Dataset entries
_____
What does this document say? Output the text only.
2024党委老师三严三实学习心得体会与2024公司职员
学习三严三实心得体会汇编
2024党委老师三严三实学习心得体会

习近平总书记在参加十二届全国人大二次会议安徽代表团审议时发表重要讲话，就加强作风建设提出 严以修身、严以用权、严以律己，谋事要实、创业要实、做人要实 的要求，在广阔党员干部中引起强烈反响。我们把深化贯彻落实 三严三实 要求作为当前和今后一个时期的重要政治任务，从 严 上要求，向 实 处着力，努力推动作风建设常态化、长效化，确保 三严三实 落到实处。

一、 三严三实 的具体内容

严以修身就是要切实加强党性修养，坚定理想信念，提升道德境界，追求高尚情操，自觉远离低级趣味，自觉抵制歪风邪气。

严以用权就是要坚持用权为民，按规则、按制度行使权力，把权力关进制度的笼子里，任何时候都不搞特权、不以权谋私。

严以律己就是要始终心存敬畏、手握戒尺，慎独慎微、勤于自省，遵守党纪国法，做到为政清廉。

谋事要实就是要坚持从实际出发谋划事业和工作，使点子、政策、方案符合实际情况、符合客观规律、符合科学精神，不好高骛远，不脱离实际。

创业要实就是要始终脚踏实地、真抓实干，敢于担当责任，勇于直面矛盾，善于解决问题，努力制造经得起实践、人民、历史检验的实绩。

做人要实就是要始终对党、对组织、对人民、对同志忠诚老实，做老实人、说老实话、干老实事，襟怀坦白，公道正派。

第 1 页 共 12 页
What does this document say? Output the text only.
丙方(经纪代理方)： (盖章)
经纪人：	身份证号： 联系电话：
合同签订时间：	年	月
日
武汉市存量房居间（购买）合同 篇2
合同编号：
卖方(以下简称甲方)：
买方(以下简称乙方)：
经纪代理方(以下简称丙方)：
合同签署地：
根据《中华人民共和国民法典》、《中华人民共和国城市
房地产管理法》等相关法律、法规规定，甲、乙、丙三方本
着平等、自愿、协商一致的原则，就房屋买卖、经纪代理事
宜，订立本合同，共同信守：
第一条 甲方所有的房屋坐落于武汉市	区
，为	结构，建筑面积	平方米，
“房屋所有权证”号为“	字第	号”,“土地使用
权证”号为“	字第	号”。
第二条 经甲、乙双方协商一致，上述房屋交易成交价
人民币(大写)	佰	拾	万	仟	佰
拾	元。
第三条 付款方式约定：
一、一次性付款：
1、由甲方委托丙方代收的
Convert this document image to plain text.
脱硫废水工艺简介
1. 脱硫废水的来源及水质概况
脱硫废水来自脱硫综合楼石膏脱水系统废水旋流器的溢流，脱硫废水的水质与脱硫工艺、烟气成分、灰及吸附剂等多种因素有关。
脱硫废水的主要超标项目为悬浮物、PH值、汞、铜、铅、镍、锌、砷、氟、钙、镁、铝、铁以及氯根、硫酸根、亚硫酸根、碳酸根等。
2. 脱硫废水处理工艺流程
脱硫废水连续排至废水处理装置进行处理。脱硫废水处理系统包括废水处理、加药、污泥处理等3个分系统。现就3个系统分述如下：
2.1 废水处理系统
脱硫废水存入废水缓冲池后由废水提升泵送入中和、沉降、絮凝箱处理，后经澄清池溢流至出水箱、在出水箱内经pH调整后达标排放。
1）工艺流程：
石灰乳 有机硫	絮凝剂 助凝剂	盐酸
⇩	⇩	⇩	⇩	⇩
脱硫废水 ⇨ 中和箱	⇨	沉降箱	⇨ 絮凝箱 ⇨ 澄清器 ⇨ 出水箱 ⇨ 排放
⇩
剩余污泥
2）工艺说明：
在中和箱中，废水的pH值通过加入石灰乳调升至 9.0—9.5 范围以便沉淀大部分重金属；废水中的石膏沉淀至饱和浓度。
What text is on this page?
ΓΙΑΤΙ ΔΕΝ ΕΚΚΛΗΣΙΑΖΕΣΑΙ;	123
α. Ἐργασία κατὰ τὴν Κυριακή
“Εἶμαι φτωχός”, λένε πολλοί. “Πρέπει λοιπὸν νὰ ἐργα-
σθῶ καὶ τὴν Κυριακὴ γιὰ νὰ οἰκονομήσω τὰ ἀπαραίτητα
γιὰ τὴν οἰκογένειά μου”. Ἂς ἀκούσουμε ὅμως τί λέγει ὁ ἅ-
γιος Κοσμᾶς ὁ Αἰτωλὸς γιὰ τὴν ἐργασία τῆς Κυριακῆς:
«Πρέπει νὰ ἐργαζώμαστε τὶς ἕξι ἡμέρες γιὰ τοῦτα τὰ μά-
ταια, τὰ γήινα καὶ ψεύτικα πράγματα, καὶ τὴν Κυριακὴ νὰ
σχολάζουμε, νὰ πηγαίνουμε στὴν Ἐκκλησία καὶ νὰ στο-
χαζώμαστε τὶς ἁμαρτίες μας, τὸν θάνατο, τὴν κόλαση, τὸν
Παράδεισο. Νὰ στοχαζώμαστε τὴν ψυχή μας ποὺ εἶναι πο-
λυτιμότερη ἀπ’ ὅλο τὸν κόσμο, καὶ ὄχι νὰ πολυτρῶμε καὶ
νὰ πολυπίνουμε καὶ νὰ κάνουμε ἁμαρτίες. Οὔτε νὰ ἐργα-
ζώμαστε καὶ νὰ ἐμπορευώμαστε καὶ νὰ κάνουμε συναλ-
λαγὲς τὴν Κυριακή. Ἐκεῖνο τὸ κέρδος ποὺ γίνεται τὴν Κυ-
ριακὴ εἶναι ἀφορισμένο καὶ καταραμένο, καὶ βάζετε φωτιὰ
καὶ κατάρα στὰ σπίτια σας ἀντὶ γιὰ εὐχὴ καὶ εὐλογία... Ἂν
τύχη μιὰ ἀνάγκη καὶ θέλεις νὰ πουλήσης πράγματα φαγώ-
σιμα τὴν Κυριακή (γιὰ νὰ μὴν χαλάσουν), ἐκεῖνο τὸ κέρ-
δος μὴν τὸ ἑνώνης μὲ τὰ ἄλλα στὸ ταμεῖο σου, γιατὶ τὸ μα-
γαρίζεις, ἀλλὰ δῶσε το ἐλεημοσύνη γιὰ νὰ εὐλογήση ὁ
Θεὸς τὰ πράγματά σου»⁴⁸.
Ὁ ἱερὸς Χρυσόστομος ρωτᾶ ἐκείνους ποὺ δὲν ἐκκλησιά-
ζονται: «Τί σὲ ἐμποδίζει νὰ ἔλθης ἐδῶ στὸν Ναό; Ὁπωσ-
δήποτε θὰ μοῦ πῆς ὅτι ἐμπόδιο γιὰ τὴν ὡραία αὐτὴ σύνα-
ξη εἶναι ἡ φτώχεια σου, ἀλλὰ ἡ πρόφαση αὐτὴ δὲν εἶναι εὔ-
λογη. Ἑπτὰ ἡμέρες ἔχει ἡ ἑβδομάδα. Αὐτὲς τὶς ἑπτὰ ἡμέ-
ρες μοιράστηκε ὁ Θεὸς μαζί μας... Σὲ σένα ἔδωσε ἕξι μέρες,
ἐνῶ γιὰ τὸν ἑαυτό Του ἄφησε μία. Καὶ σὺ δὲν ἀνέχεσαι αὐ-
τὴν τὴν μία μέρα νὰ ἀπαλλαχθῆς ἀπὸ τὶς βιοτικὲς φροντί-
_____
WHAT TO DO » Scan the listing above and copy all lines containing the word "this".

COMPLETED TASK »
What does this document say? Output the text only.
What does this document say? Output the text only.
Convert this document image to plain text.
What text is on this page?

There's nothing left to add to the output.